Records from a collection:

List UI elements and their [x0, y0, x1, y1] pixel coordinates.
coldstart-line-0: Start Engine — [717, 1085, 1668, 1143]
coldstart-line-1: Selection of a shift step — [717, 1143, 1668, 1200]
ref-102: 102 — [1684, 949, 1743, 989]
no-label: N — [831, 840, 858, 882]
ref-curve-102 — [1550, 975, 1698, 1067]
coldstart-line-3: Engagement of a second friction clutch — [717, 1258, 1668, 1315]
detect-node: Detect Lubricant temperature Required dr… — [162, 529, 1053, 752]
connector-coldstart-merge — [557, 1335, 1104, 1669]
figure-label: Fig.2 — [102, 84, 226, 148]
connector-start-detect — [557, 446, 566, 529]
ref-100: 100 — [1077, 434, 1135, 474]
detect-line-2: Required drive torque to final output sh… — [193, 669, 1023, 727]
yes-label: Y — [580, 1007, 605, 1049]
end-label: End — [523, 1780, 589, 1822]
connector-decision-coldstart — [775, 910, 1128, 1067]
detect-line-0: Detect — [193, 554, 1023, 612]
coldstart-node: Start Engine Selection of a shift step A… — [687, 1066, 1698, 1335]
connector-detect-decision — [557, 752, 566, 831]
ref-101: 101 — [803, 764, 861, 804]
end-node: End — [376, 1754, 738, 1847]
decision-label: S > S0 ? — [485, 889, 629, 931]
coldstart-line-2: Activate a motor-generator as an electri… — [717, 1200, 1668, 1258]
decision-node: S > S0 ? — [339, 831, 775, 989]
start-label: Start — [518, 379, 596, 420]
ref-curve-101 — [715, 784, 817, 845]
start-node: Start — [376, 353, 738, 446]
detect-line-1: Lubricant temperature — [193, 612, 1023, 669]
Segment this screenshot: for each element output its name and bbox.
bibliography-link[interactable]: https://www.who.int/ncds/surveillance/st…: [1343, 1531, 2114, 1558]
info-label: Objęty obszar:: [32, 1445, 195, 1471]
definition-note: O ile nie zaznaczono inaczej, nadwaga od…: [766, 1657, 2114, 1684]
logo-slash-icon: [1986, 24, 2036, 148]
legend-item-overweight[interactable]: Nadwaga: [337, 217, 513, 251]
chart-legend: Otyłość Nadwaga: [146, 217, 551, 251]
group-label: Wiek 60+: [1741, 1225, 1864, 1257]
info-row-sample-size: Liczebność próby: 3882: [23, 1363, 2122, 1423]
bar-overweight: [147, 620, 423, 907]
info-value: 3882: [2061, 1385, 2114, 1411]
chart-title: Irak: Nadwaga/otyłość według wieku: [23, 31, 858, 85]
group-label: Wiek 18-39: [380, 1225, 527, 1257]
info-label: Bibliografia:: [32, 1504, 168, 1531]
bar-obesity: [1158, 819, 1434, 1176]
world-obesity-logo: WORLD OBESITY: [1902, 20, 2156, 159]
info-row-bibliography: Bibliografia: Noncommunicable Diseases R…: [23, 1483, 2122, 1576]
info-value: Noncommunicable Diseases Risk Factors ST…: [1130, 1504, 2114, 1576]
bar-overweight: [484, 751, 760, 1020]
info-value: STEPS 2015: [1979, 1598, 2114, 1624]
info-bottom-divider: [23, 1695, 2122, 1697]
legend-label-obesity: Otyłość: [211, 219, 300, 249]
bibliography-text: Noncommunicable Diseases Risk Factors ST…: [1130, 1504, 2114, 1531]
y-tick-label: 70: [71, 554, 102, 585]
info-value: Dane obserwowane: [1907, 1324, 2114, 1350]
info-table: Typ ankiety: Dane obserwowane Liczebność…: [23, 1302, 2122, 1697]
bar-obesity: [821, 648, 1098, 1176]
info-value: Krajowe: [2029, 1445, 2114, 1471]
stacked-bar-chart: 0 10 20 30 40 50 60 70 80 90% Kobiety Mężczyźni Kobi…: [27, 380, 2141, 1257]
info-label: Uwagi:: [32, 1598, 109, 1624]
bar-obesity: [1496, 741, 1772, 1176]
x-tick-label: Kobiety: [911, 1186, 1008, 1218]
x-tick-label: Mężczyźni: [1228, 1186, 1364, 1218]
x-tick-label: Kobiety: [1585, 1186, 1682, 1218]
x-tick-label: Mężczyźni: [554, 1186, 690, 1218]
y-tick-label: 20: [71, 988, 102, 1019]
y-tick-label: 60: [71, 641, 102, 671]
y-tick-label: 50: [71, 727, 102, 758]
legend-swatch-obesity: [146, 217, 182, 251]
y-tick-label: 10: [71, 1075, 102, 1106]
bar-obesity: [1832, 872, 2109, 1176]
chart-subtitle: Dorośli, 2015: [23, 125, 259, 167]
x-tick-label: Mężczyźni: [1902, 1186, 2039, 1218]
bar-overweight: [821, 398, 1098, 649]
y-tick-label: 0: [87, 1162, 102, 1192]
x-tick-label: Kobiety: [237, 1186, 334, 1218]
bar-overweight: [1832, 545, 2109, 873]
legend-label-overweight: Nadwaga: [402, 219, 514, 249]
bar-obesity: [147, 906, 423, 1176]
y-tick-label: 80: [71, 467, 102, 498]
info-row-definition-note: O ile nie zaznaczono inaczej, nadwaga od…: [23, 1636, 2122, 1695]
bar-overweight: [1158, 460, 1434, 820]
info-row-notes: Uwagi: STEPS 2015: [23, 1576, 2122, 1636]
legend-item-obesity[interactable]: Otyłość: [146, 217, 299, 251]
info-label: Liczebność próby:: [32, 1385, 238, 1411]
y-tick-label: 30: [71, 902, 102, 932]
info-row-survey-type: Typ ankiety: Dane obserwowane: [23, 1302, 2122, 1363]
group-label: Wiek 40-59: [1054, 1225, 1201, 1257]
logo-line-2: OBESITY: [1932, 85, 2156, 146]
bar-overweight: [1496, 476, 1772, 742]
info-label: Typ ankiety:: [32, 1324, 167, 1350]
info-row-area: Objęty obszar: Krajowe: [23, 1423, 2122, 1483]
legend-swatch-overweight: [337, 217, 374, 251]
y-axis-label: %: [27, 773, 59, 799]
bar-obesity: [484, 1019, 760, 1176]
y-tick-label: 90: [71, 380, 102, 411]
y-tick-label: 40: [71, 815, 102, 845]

Problem –
Write out all of the items above again, substituting "info-caption" for each occurrence of "info-label". Keep everything else the same.

Task solution –
List UI elements and their [x0, y0, x1, y1] pixel coordinates.
coldstart-line-0: Start Engine — [717, 1085, 1668, 1143]
coldstart-line-1: Selection of a shift step — [717, 1143, 1668, 1200]
ref-102: 102 — [1684, 949, 1743, 989]
no-label: N — [831, 840, 858, 882]
ref-curve-102 — [1550, 975, 1698, 1067]
coldstart-line-3: Engagement of a second friction clutch — [717, 1258, 1668, 1315]
detect-node: Detect Lubricant temperature Required dr… — [162, 529, 1053, 752]
connector-coldstart-merge — [557, 1335, 1104, 1669]
figure-label: Fig.2 — [102, 84, 226, 148]
connector-start-detect — [557, 446, 566, 529]
ref-100: 100 — [1077, 434, 1135, 474]
detect-line-2: Required drive torque to final output sh… — [193, 669, 1023, 727]
yes-label: Y — [580, 1007, 605, 1049]
end-label: End — [523, 1780, 589, 1822]
connector-decision-coldstart — [775, 910, 1128, 1067]
detect-line-0: Detect — [193, 554, 1023, 612]
coldstart-node: Start Engine Selection of a shift step A… — [687, 1066, 1698, 1335]
connector-detect-decision — [557, 752, 566, 831]
ref-101: 101 — [803, 764, 861, 804]
end-node: End — [376, 1754, 738, 1847]
decision-label: S > S0 ? — [485, 889, 629, 931]
coldstart-line-2: Activate a motor-generator as an electri… — [717, 1200, 1668, 1258]
decision-node: S > S0 ? — [339, 831, 775, 989]
start-label: Start — [518, 379, 596, 420]
ref-curve-101 — [715, 784, 817, 845]
start-node: Start — [376, 353, 738, 446]
detect-line-1: Lubricant temperature — [193, 612, 1023, 669]
Segment this screenshot: for each element output its name and bbox.
bibliography-link[interactable]: https://www.who.int/ncds/surveillance/st…: [1343, 1531, 2114, 1558]
info-caption: Objęty obszar:: [32, 1445, 195, 1471]
definition-note: O ile nie zaznaczono inaczej, nadwaga od…: [766, 1657, 2114, 1684]
logo-slash-icon: [1986, 24, 2036, 148]
legend-item-overweight[interactable]: Nadwaga: [337, 217, 513, 251]
chart-legend: Otyłość Nadwaga: [146, 217, 551, 251]
group-label: Wiek 60+: [1741, 1225, 1864, 1257]
info-row-sample-size: Liczebność próby: 3882: [23, 1363, 2122, 1423]
bar-overweight: [147, 620, 423, 907]
info-value: 3882: [2061, 1385, 2114, 1411]
chart-title: Irak: Nadwaga/otyłość według wieku: [23, 31, 858, 85]
group-label: Wiek 18-39: [380, 1225, 527, 1257]
info-caption: Bibliografia:: [32, 1504, 168, 1531]
bar-obesity: [1158, 819, 1434, 1176]
world-obesity-logo: WORLD OBESITY: [1902, 20, 2156, 159]
info-row-bibliography: Bibliografia: Noncommunicable Diseases R…: [23, 1483, 2122, 1576]
info-value: Noncommunicable Diseases Risk Factors ST…: [1130, 1504, 2114, 1576]
bar-overweight: [484, 751, 760, 1020]
info-value: STEPS 2015: [1979, 1598, 2114, 1624]
info-bottom-divider: [23, 1695, 2122, 1697]
legend-label-obesity: Otyłość: [211, 219, 300, 249]
bibliography-text: Noncommunicable Diseases Risk Factors ST…: [1130, 1504, 2114, 1531]
y-tick-label: 70: [71, 554, 102, 585]
info-value: Dane obserwowane: [1907, 1324, 2114, 1350]
info-table: Typ ankiety: Dane obserwowane Liczebność…: [23, 1302, 2122, 1697]
bar-obesity: [821, 648, 1098, 1176]
info-value: Krajowe: [2029, 1445, 2114, 1471]
stacked-bar-chart: 0 10 20 30 40 50 60 70 80 90% Kobiety Mężczyźni Kobi…: [27, 380, 2141, 1257]
info-caption: Uwagi:: [32, 1598, 109, 1624]
bar-obesity: [1496, 741, 1772, 1176]
x-tick-label: Kobiety: [911, 1186, 1008, 1218]
x-tick-label: Mężczyźni: [1228, 1186, 1364, 1218]
x-tick-label: Kobiety: [1585, 1186, 1682, 1218]
x-tick-label: Mężczyźni: [554, 1186, 690, 1218]
y-tick-label: 20: [71, 988, 102, 1019]
y-tick-label: 60: [71, 641, 102, 671]
y-tick-label: 50: [71, 727, 102, 758]
legend-swatch-obesity: [146, 217, 182, 251]
y-tick-label: 10: [71, 1075, 102, 1106]
bar-obesity: [1832, 872, 2109, 1176]
chart-subtitle: Dorośli, 2015: [23, 125, 259, 167]
x-tick-label: Mężczyźni: [1902, 1186, 2039, 1218]
bar-overweight: [821, 398, 1098, 649]
y-tick-label: 0: [87, 1162, 102, 1192]
x-tick-label: Kobiety: [237, 1186, 334, 1218]
bar-overweight: [1832, 545, 2109, 873]
legend-label-overweight: Nadwaga: [402, 219, 514, 249]
bar-obesity: [147, 906, 423, 1176]
y-tick-label: 80: [71, 467, 102, 498]
info-row-definition-note: O ile nie zaznaczono inaczej, nadwaga od…: [23, 1636, 2122, 1695]
bar-overweight: [1158, 460, 1434, 820]
info-row-notes: Uwagi: STEPS 2015: [23, 1576, 2122, 1636]
legend-item-obesity[interactable]: Otyłość: [146, 217, 299, 251]
info-caption: Liczebność próby:: [32, 1385, 238, 1411]
y-tick-label: 30: [71, 902, 102, 932]
info-row-survey-type: Typ ankiety: Dane obserwowane: [23, 1302, 2122, 1363]
group-label: Wiek 40-59: [1054, 1225, 1201, 1257]
logo-line-2: OBESITY: [1932, 85, 2156, 146]
bar-overweight: [1496, 476, 1772, 742]
info-caption: Typ ankiety:: [32, 1324, 167, 1350]
info-row-area: Objęty obszar: Krajowe: [23, 1423, 2122, 1483]
legend-swatch-overweight: [337, 217, 374, 251]
y-axis-label: %: [27, 773, 59, 799]
bar-obesity: [484, 1019, 760, 1176]
y-tick-label: 90: [71, 380, 102, 411]
y-tick-label: 40: [71, 815, 102, 845]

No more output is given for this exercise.